Copy the data that follows, character for character, minus the pictures.

Recorded data:
....

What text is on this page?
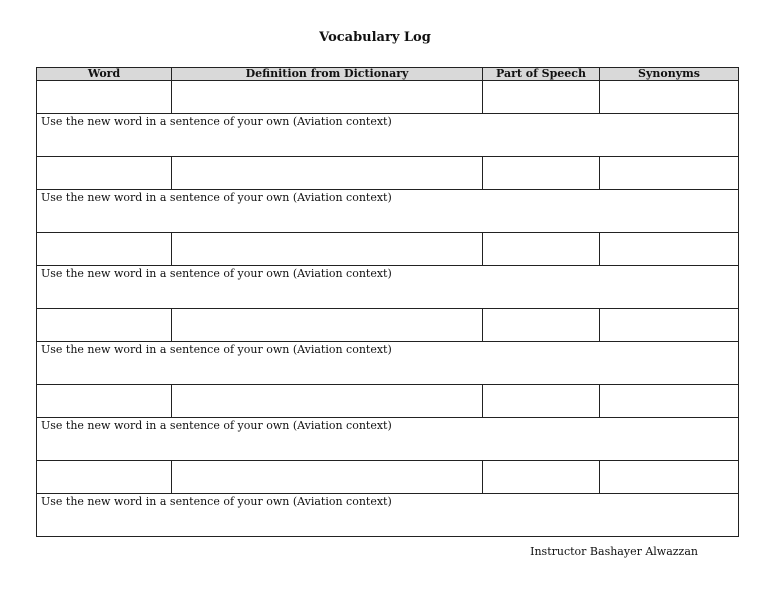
Vocabulary Log
Word	Definition from Dictionary	Part of Speech	Synonyms

Use the new word in a sentence of your own (Aviation context)			

Use the new word in a sentence of your own (Aviation context)			

Use the new word in a sentence of your own (Aviation context)			

Use the new word in a sentence of your own (Aviation context)			

Use the new word in a sentence of your own (Aviation context)			

Use the new word in a sentence of your own (Aviation context)			
Instructor Bashayer Alwazzan
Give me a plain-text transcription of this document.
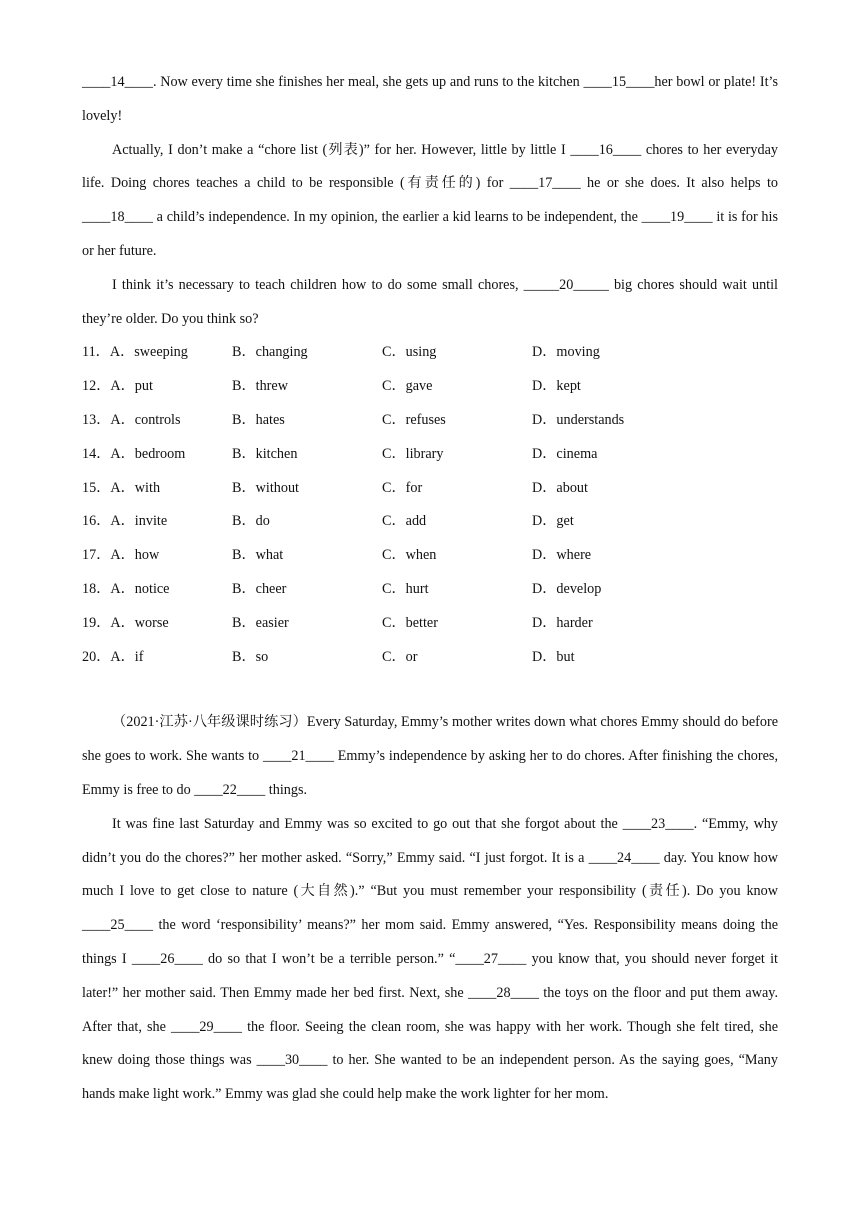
____14____. Now every time she finishes her meal, she gets up and runs to the kitchen ____15____her bowl or plate! It’s lovely!

Actually, I don’t make a “chore list (列表)” for her. However, little by little I ____16____ chores to her everyday life. Doing chores teaches a child to be responsible (有责任的) for ____17____ he or she does. It also helps to ____18____ a child’s independence. In my opinion, the earlier a kid learns to be independent, the ____19____ it is for his or her future.

I think it’s necessary to teach children how to do some small chores, _____20_____ big chores should wait until they’re older. Do you think so?

11．A．sweeping	B．changing	C．using	D．moving
12．A．put	B．threw	C．gave	D．kept
13．A．controls	B．hates	C．refuses	D．understands
14．A．bedroom	B．kitchen	C．library	D．cinema
15．A．with	B．without	C．for	D．about
16．A．invite	B．do	C．add	D．get
17．A．how	B．what	C．when	D．where
18．A．notice	B．cheer	C．hurt	D．develop
19．A．worse	B．easier	C．better	D．harder
20．A．if	B．so	C．or	D．but

（2021·江苏·八年级课时练习）Every Saturday, Emmy’s mother writes down what chores Emmy should do before she goes to work. She wants to ____21____ Emmy’s independence by asking her to do chores. After finishing the chores, Emmy is free to do ____22____ things.

It was fine last Saturday and Emmy was so excited to go out that she forgot about the ____23____. “Emmy, why didn’t you do the chores?” her mother asked. “Sorry,” Emmy said. “I just forgot. It is a ____24____ day. You know how much I love to get close to nature (大自然).” “But you must remember your responsibility (责任). Do you know ____25____ the word ‘responsibility’ means?” her mom said. Emmy answered, “Yes. Responsibility means doing the things I ____26____ do so that I won’t be a terrible person.” “____27____ you know that, you should never forget it later!” her mother said. Then Emmy made her bed first. Next, she ____28____ the toys on the floor and put them away. After that, she ____29____ the floor. Seeing the clean room, she was happy with her work. Though she felt tired, she knew doing those things was ____30____ to her. She wanted to be an independent person. As the saying goes, “Many hands make light work.” Emmy was glad she could help make the work lighter for her mom.
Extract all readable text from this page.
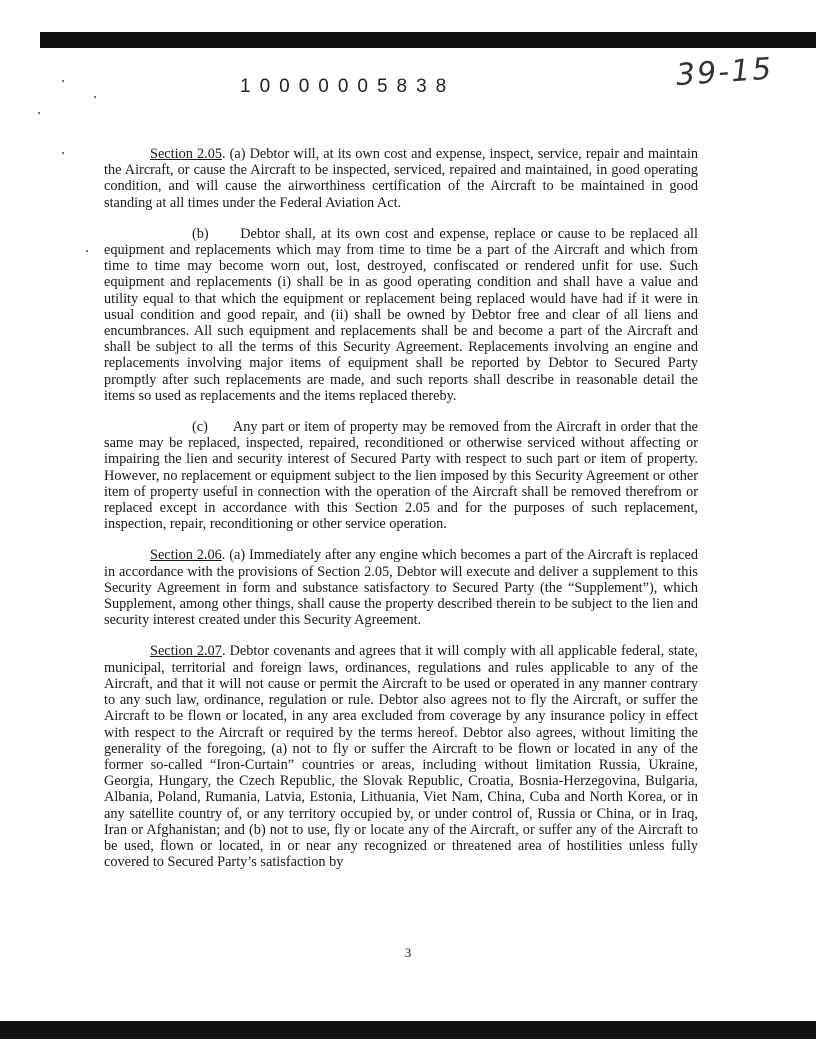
10000005838	39-15

Section 2.05. (a) Debtor will, at its own cost and expense, inspect, service, repair and maintain the Aircraft, or cause the Aircraft to be inspected, serviced, repaired and maintained, in good operating condition, and will cause the airworthiness certification of the Aircraft to be maintained in good standing at all times under the Federal Aviation Act.

(b)      Debtor shall, at its own cost and expense, replace or cause to be replaced all equipment and replacements which may from time to time be a part of the Aircraft and which from time to time may become worn out, lost, destroyed, confiscated or rendered unfit for use. Such equipment and replacements (i) shall be in as good operating condition and shall have a value and utility equal to that which the equipment or replacement being replaced would have had if it were in usual condition and good repair, and (ii) shall be owned by Debtor free and clear of all liens and encumbrances. All such equipment and replacements shall be and become a part of the Aircraft and shall be subject to all the terms of this Security Agreement. Replacements involving an engine and replacements involving major items of equipment shall be reported by Debtor to Secured Party promptly after such replacements are made, and such reports shall describe in reasonable detail the items so used as replacements and the items replaced thereby.

(c)      Any part or item of property may be removed from the Aircraft in order that the same may be replaced, inspected, repaired, reconditioned or otherwise serviced without affecting or impairing the lien and security interest of Secured Party with respect to such part or item of property. However, no replacement or equipment subject to the lien imposed by this Security Agreement or other item of property useful in connection with the operation of the Aircraft shall be removed therefrom or replaced except in accordance with this Section 2.05 and for the purposes of such replacement, inspection, repair, reconditioning or other service operation.

Section 2.06. (a) Immediately after any engine which becomes a part of the Aircraft is replaced in accordance with the provisions of Section 2.05, Debtor will execute and deliver a supplement to this Security Agreement in form and substance satisfactory to Secured Party (the “Supplement”), which Supplement, among other things, shall cause the property described therein to be subject to the lien and security interest created under this Security Agreement.

Section 2.07. Debtor covenants and agrees that it will comply with all applicable federal, state, municipal, territorial and foreign laws, ordinances, regulations and rules applicable to any of the Aircraft, and that it will not cause or permit the Aircraft to be used or operated in any manner contrary to any such law, ordinance, regulation or rule. Debtor also agrees not to fly the Aircraft, or suffer the Aircraft to be flown or located, in any area excluded from coverage by any insurance policy in effect with respect to the Aircraft or required by the terms hereof. Debtor also agrees, without limiting the generality of the foregoing, (a) not to fly or suffer the Aircraft to be flown or located in any of the former so-called “Iron-Curtain” countries or areas, including without limitation Russia, Ukraine, Georgia, Hungary, the Czech Republic, the Slovak Republic, Croatia, Bosnia-Herzegovina, Bulgaria, Albania, Poland, Rumania, Latvia, Estonia, Lithuania, Viet Nam, China, Cuba and North Korea, or in any satellite country of, or any territory occupied by, or under control of, Russia or China, or in Iraq, Iran or Afghanistan; and (b) not to use, fly or locate any of the Aircraft, or suffer any of the Aircraft to be used, flown or located, in or near any recognized or threatened area of hostilities unless fully covered to Secured Party’s satisfaction by

3
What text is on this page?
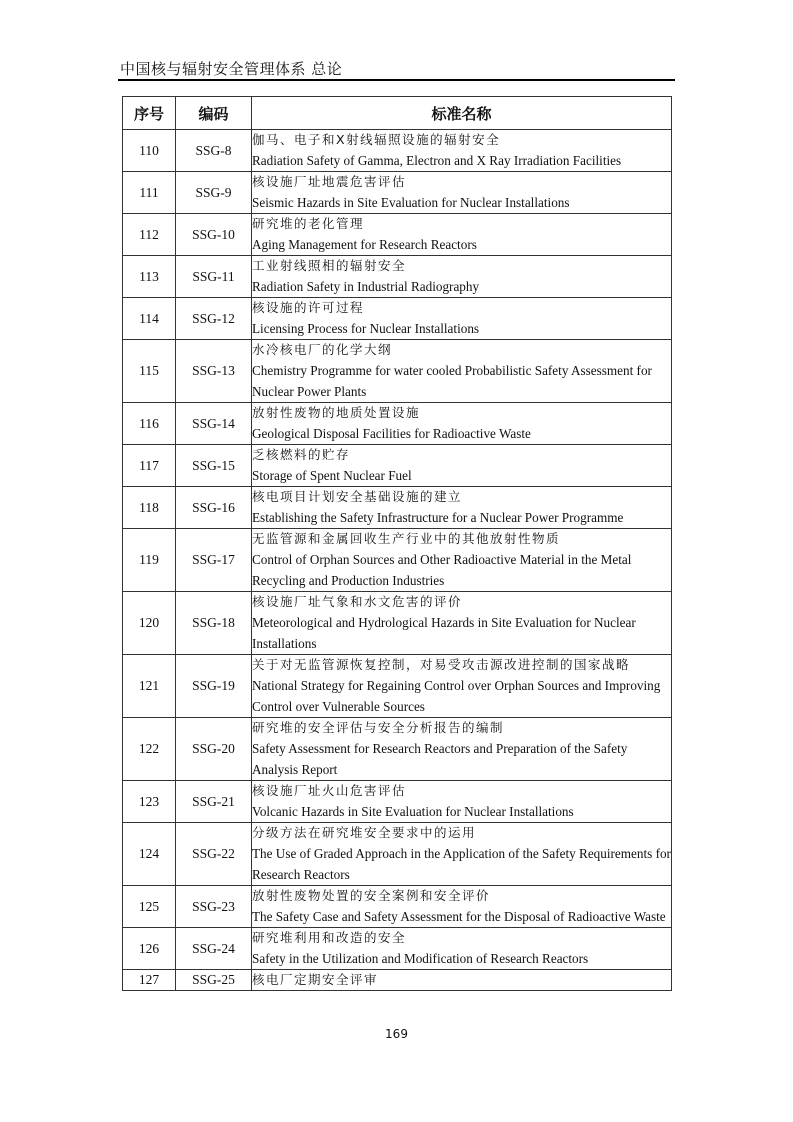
中国核与辐射安全管理体系 总论
序号	编码	标准名称
110	SSG-8	伽马、电子和X射线辐照设施的辐射安全
Radiation Safety of Gamma, Electron and X Ray Irradiation Facilities

111	SSG-9	核设施厂址地震危害评估
Seismic Hazards in Site Evaluation for Nuclear Installations

112	SSG-10	研究堆的老化管理
Aging Management for Research Reactors

113	SSG-11	工业射线照相的辐射安全
Radiation Safety in Industrial Radiography

114	SSG-12	核设施的许可过程
Licensing Process for Nuclear Installations

115	SSG-13	水冷核电厂的化学大纲
Chemistry Programme for water cooled Probabilistic Safety Assessment for Nuclear Power Plants

116	SSG-14	放射性废物的地质处置设施
Geological Disposal Facilities for Radioactive Waste

117	SSG-15	乏核燃料的贮存
Storage of Spent Nuclear Fuel

118	SSG-16	核电项目计划安全基础设施的建立
Establishing the Safety Infrastructure for a Nuclear Power Programme

119	SSG-17	无监管源和金属回收生产行业中的其他放射性物质
Control of Orphan Sources and Other Radioactive Material in the Metal Recycling and Production Industries

120	SSG-18	核设施厂址气象和水文危害的评价
Meteorological and Hydrological Hazards in Site Evaluation for Nuclear Installations

121	SSG-19	关于对无监管源恢复控制，对易受攻击源改进控制的国家战略
National Strategy for Regaining Control over Orphan Sources and Improving Control over Vulnerable Sources

122	SSG-20	研究堆的安全评估与安全分析报告的编制
Safety Assessment for Research Reactors and Preparation of the Safety Analysis Report

123	SSG-21	核设施厂址火山危害评估
Volcanic Hazards in Site Evaluation for Nuclear Installations

124	SSG-22	分级方法在研究堆安全要求中的运用
The Use of Graded Approach in the Application of the Safety Requirements for Research Reactors

125	SSG-23	放射性废物处置的安全案例和安全评价
The Safety Case and Safety Assessment for the Disposal of Radioactive Waste

126	SSG-24	研究堆利用和改造的安全
Safety in the Utilization and Modification of Research Reactors

127	SSG-25	核电厂定期安全评审
169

....

## IN RESPONSE
What text is on this page?
Vocabulary Log
Word	Definition from Dictionary	Part of Speech	Synonyms

Use the new word in a sentence of your own (Aviation context)			

Use the new word in a sentence of your own (Aviation context)			

Use the new word in a sentence of your own (Aviation context)			

Use the new word in a sentence of your own (Aviation context)			

Use the new word in a sentence of your own (Aviation context)			

Use the new word in a sentence of your own (Aviation context)			
Instructor Bashayer Alwazzan
Give me a plain-text transcription of this document.
____14____. Now every time she finishes her meal, she gets up and runs to the kitchen ____15____her bowl or plate! It’s lovely!

Actually, I don’t make a “chore list (列表)” for her. However, little by little I ____16____ chores to her everyday life. Doing chores teaches a child to be responsible (有责任的) for ____17____ he or she does. It also helps to ____18____ a child’s independence. In my opinion, the earlier a kid learns to be independent, the ____19____ it is for his or her future.

I think it’s necessary to teach children how to do some small chores, _____20_____ big chores should wait until they’re older. Do you think so?

11．A．sweeping	B．changing	C．using	D．moving
12．A．put	B．threw	C．gave	D．kept
13．A．controls	B．hates	C．refuses	D．understands
14．A．bedroom	B．kitchen	C．library	D．cinema
15．A．with	B．without	C．for	D．about
16．A．invite	B．do	C．add	D．get
17．A．how	B．what	C．when	D．where
18．A．notice	B．cheer	C．hurt	D．develop
19．A．worse	B．easier	C．better	D．harder
20．A．if	B．so	C．or	D．but

（2021·江苏·八年级课时练习）Every Saturday, Emmy’s mother writes down what chores Emmy should do before she goes to work. She wants to ____21____ Emmy’s independence by asking her to do chores. After finishing the chores, Emmy is free to do ____22____ things.

It was fine last Saturday and Emmy was so excited to go out that she forgot about the ____23____. “Emmy, why didn’t you do the chores?” her mother asked. “Sorry,” Emmy said. “I just forgot. It is a ____24____ day. You know how much I love to get close to nature (大自然).” “But you must remember your responsibility (责任). Do you know ____25____ the word ‘responsibility’ means?” her mom said. Emmy answered, “Yes. Responsibility means doing the things I ____26____ do so that I won’t be a terrible person.” “____27____ you know that, you should never forget it later!” her mother said. Then Emmy made her bed first. Next, she ____28____ the toys on the floor and put them away. After that, she ____29____ the floor. Seeing the clean room, she was happy with her work. Though she felt tired, she knew doing those things was ____30____ to her. She wanted to be an independent person. As the saying goes, “Many hands make light work.” Emmy was glad she could help make the work lighter for her mom.
Extract all readable text from this page.
10000005838	39-15

Section 2.05. (a) Debtor will, at its own cost and expense, inspect, service, repair and maintain the Aircraft, or cause the Aircraft to be inspected, serviced, repaired and maintained, in good operating condition, and will cause the airworthiness certification of the Aircraft to be maintained in good standing at all times under the Federal Aviation Act.

(b)      Debtor shall, at its own cost and expense, replace or cause to be replaced all equipment and replacements which may from time to time be a part of the Aircraft and which from time to time may become worn out, lost, destroyed, confiscated or rendered unfit for use. Such equipment and replacements (i) shall be in as good operating condition and shall have a value and utility equal to that which the equipment or replacement being replaced would have had if it were in usual condition and good repair, and (ii) shall be owned by Debtor free and clear of all liens and encumbrances. All such equipment and replacements shall be and become a part of the Aircraft and shall be subject to all the terms of this Security Agreement. Replacements involving an engine and replacements involving major items of equipment shall be reported by Debtor to Secured Party promptly after such replacements are made, and such reports shall describe in reasonable detail the items so used as replacements and the items replaced thereby.

(c)      Any part or item of property may be removed from the Aircraft in order that the same may be replaced, inspected, repaired, reconditioned or otherwise serviced without affecting or impairing the lien and security interest of Secured Party with respect to such part or item of property. However, no replacement or equipment subject to the lien imposed by this Security Agreement or other item of property useful in connection with the operation of the Aircraft shall be removed therefrom or replaced except in accordance with this Section 2.05 and for the purposes of such replacement, inspection, repair, reconditioning or other service operation.

Section 2.06. (a) Immediately after any engine which becomes a part of the Aircraft is replaced in accordance with the provisions of Section 2.05, Debtor will execute and deliver a supplement to this Security Agreement in form and substance satisfactory to Secured Party (the “Supplement”), which Supplement, among other things, shall cause the property described therein to be subject to the lien and security interest created under this Security Agreement.

Section 2.07. Debtor covenants and agrees that it will comply with all applicable federal, state, municipal, territorial and foreign laws, ordinances, regulations and rules applicable to any of the Aircraft, and that it will not cause or permit the Aircraft to be used or operated in any manner contrary to any such law, ordinance, regulation or rule. Debtor also agrees not to fly the Aircraft, or suffer the Aircraft to be flown or located, in any area excluded from coverage by any insurance policy in effect with respect to the Aircraft or required by the terms hereof. Debtor also agrees, without limiting the generality of the foregoing, (a) not to fly or suffer the Aircraft to be flown or located in any of the former so-called “Iron-Curtain” countries or areas, including without limitation Russia, Ukraine, Georgia, Hungary, the Czech Republic, the Slovak Republic, Croatia, Bosnia-Herzegovina, Bulgaria, Albania, Poland, Rumania, Latvia, Estonia, Lithuania, Viet Nam, China, Cuba and North Korea, or in any satellite country of, or any territory occupied by, or under control of, Russia or China, or in Iraq, Iran or Afghanistan; and (b) not to use, fly or locate any of the Aircraft, or suffer any of the Aircraft to be used, flown or located, in or near any recognized or threatened area of hostilities unless fully covered to Secured Party’s satisfaction by

3
What text is on this page?
中国核与辐射安全管理体系 总论
序号	编码	标准名称
110	SSG-8	伽马、电子和X射线辐照设施的辐射安全
Radiation Safety of Gamma, Electron and X Ray Irradiation Facilities

111	SSG-9	核设施厂址地震危害评估
Seismic Hazards in Site Evaluation for Nuclear Installations

112	SSG-10	研究堆的老化管理
Aging Management for Research Reactors

113	SSG-11	工业射线照相的辐射安全
Radiation Safety in Industrial Radiography

114	SSG-12	核设施的许可过程
Licensing Process for Nuclear Installations

115	SSG-13	水冷核电厂的化学大纲
Chemistry Programme for water cooled Probabilistic Safety Assessment for Nuclear Power Plants

116	SSG-14	放射性废物的地质处置设施
Geological Disposal Facilities for Radioactive Waste

117	SSG-15	乏核燃料的贮存
Storage of Spent Nuclear Fuel

118	SSG-16	核电项目计划安全基础设施的建立
Establishing the Safety Infrastructure for a Nuclear Power Programme

119	SSG-17	无监管源和金属回收生产行业中的其他放射性物质
Control of Orphan Sources and Other Radioactive Material in the Metal Recycling and Production Industries

120	SSG-18	核设施厂址气象和水文危害的评价
Meteorological and Hydrological Hazards in Site Evaluation for Nuclear Installations

121	SSG-19	关于对无监管源恢复控制，对易受攻击源改进控制的国家战略
National Strategy for Regaining Control over Orphan Sources and Improving Control over Vulnerable Sources

122	SSG-20	研究堆的安全评估与安全分析报告的编制
Safety Assessment for Research Reactors and Preparation of the Safety Analysis Report

123	SSG-21	核设施厂址火山危害评估
Volcanic Hazards in Site Evaluation for Nuclear Installations

124	SSG-22	分级方法在研究堆安全要求中的运用
The Use of Graded Approach in the Application of the Safety Requirements for Research Reactors

125	SSG-23	放射性废物处置的安全案例和安全评价
The Safety Case and Safety Assessment for the Disposal of Radioactive Waste

126	SSG-24	研究堆利用和改造的安全
Safety in the Utilization and Modification of Research Reactors

127	SSG-25	核电厂定期安全评审
169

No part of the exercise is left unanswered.